Exclude the pictures, then repeat the remaining data exactly.

#### INFORMATION SUPPLIED ####

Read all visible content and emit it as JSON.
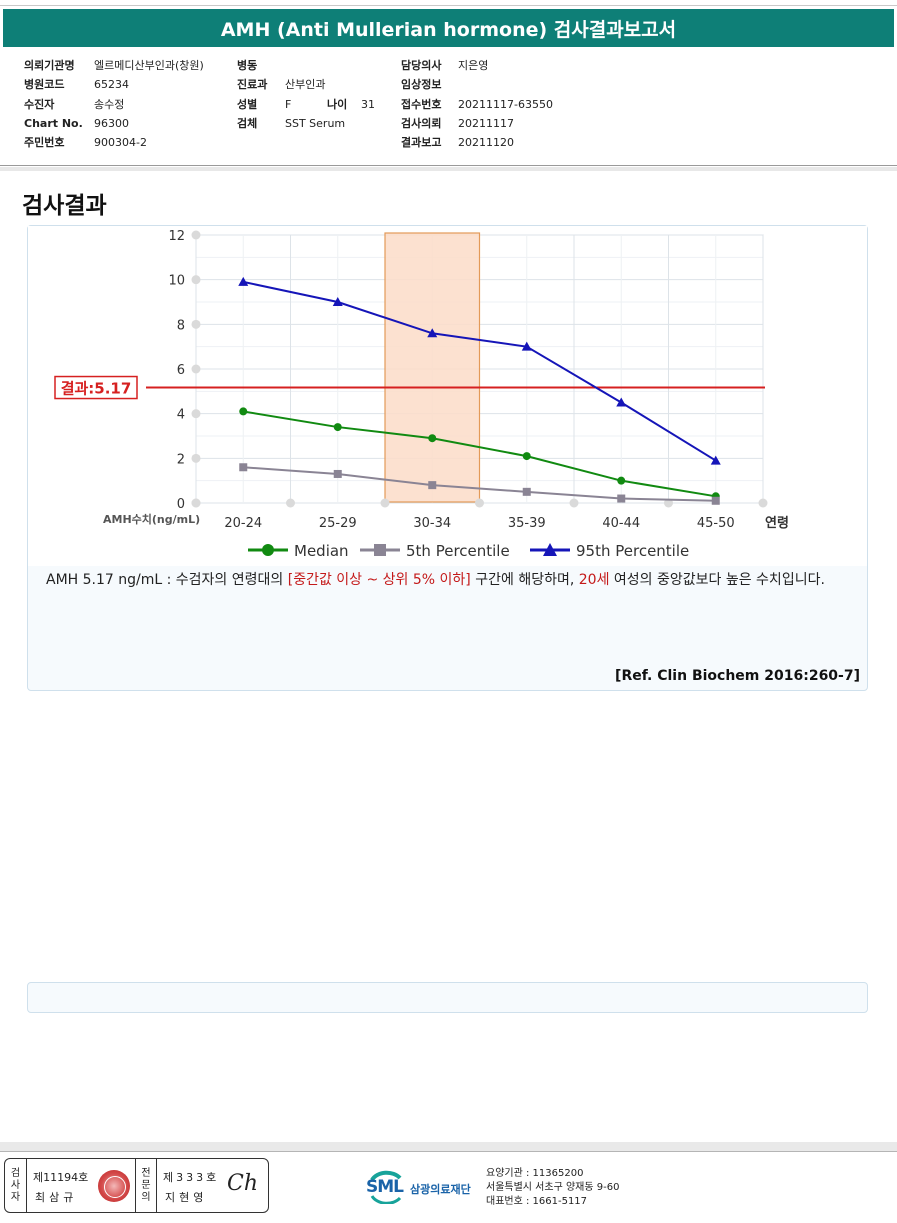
{
  "report": {
    "title": "AMH (Anti Mullerian hormone) 검사결과보고서"
  },
  "patient_info": {
    "col1": [
      {
        "label": "의뢰기관명",
        "value": "엘르메디산부인과(창원)"
      },
      {
        "label": "병원코드",
        "value": "65234"
      },
      {
        "label": "수진자",
        "value": "송수정"
      },
      {
        "label": "Chart No.",
        "value": "96300"
      },
      {
        "label": "주민번호",
        "value": "900304-2"
      }
    ],
    "col2": {
      "ward_label": "병동",
      "ward_value": "",
      "dept_label": "진료과",
      "dept_value": "산부인과",
      "sex_label": "성별",
      "sex_value": "F",
      "age_label": "나이",
      "age_value": "31",
      "specimen_label": "검체",
      "specimen_value": "SST Serum"
    },
    "col3": [
      {
        "label": "담당의사",
        "value": "지은영"
      },
      {
        "label": "임상정보",
        "value": ""
      },
      {
        "label": "접수번호",
        "value": "20211117-63550"
      },
      {
        "label": "검사의뢰",
        "value": "20211117"
      },
      {
        "label": "결과보고",
        "value": "20211120"
      }
    ]
  },
  "section": {
    "title": "검사결과"
  },
  "chart_data": {
    "type": "line",
    "categories": [
      "20-24",
      "25-29",
      "30-34",
      "35-39",
      "40-44",
      "45-50"
    ],
    "x_axis_label": "연령",
    "y_axis_label": "AMH수치(ng/mL)",
    "ylim": [
      0,
      12
    ],
    "y_ticks": [
      0,
      2,
      4,
      6,
      8,
      10,
      12
    ],
    "grid": true,
    "legend_position": "bottom",
    "highlight_category": "30-34",
    "result_line": {
      "value": 5.17,
      "label": "결과:5.17",
      "color": "#d62020"
    },
    "series": [
      {
        "name": "Median",
        "color": "#118a11",
        "marker": "circle",
        "values": [
          4.1,
          3.4,
          2.9,
          2.1,
          1.0,
          0.3
        ]
      },
      {
        "name": "5th Percentile",
        "color": "#8a8494",
        "marker": "square",
        "values": [
          1.6,
          1.3,
          0.8,
          0.5,
          0.2,
          0.1
        ]
      },
      {
        "name": "95th Percentile",
        "color": "#1515b8",
        "marker": "triangle",
        "values": [
          9.9,
          9.0,
          7.6,
          7.0,
          4.5,
          1.9
        ]
      }
    ]
  },
  "description": {
    "part1": "AMH  5.17 ng/mL : 수검자의 연령대의 ",
    "range_text": "[중간값 이상 ~ 상위 5% 이하]",
    "part2": "  구간에 해당하며, ",
    "age_text": "20세",
    "part3": " 여성의 중앙값보다 높은 수치입니다.",
    "reference": "[Ref. Clin Biochem 2016:260-7]"
  },
  "signatures": {
    "examiner_label": "검사자",
    "examiner_license": "제11194호",
    "examiner_name": "최삼규",
    "specialist_label": "전문의",
    "specialist_license": "제333호",
    "specialist_name": "지현영",
    "signature": "Ch"
  },
  "organization": {
    "logo_text": "SML",
    "name": "삼광의료재단",
    "code": "요양기관 : 11365200",
    "address": "서울특별시 서초구 양재동 9-60",
    "phone": "대표번호 : 1661-5117"
  }
}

####

**EXPECTED ANSWER:**
Read all visible content and emit it as JSON.
{
  "report": {
    "title": "AMH (Anti Mullerian hormone) 검사결과보고서"
  },
  "patient_info": {
    "col1": [
      {
        "label": "의뢰기관명",
        "value": "엘르메디산부인과(창원)"
      },
      {
        "label": "병원코드",
        "value": "65234"
      },
      {
        "label": "수진자",
        "value": "송수정"
      },
      {
        "label": "Chart No.",
        "value": "96300"
      },
      {
        "label": "주민번호",
        "value": "900304-2"
      }
    ],
    "col2": {
      "ward_label": "병동",
      "ward_value": "",
      "dept_label": "진료과",
      "dept_value": "산부인과",
      "sex_label": "성별",
      "sex_value": "F",
      "age_label": "나이",
      "age_value": "31",
      "specimen_label": "검체",
      "specimen_value": "SST Serum"
    },
    "col3": [
      {
        "label": "담당의사",
        "value": "지은영"
      },
      {
        "label": "임상정보",
        "value": ""
      },
      {
        "label": "접수번호",
        "value": "20211117-63550"
      },
      {
        "label": "검사의뢰",
        "value": "20211117"
      },
      {
        "label": "결과보고",
        "value": "20211120"
      }
    ]
  },
  "section": {
    "title": "검사결과"
  },
  "chart_data": {
    "type": "line",
    "categories": [
      "20-24",
      "25-29",
      "30-34",
      "35-39",
      "40-44",
      "45-50"
    ],
    "x_axis_label": "연령",
    "y_axis_label": "AMH수치(ng/mL)",
    "ylim": [
      0,
      12
    ],
    "y_ticks": [
      0,
      2,
      4,
      6,
      8,
      10,
      12
    ],
    "grid": true,
    "legend_position": "bottom",
    "highlight_category": "30-34",
    "result_line": {
      "value": 5.17,
      "label": "결과:5.17",
      "color": "#d62020"
    },
    "series": [
      {
        "name": "Median",
        "color": "#118a11",
        "marker": "circle",
        "values": [
          4.1,
          3.4,
          2.9,
          2.1,
          1.0,
          0.3
        ]
      },
      {
        "name": "5th Percentile",
        "color": "#8a8494",
        "marker": "square",
        "values": [
          1.6,
          1.3,
          0.8,
          0.5,
          0.2,
          0.1
        ]
      },
      {
        "name": "95th Percentile",
        "color": "#1515b8",
        "marker": "triangle",
        "values": [
          9.9,
          9.0,
          7.6,
          7.0,
          4.5,
          1.9
        ]
      }
    ]
  },
  "description": {
    "part1": "AMH  5.17 ng/mL : 수검자의 연령대의 ",
    "range_text": "[중간값 이상 ~ 상위 5% 이하]",
    "part2": "  구간에 해당하며, ",
    "age_text": "20세",
    "part3": " 여성의 중앙값보다 높은 수치입니다.",
    "reference": "[Ref. Clin Biochem 2016:260-7]"
  },
  "signatures": {
    "examiner_label": "검사자",
    "examiner_license": "제11194호",
    "examiner_name": "최삼규",
    "specialist_label": "전문의",
    "specialist_license": "제333호",
    "specialist_name": "지현영",
    "signature": "Ch"
  },
  "organization": {
    "logo_text": "SML",
    "name": "삼광의료재단",
    "code": "요양기관 : 11365200",
    "address": "서울특별시 서초구 양재동 9-60",
    "phone": "대표번호 : 1661-5117"
  }
}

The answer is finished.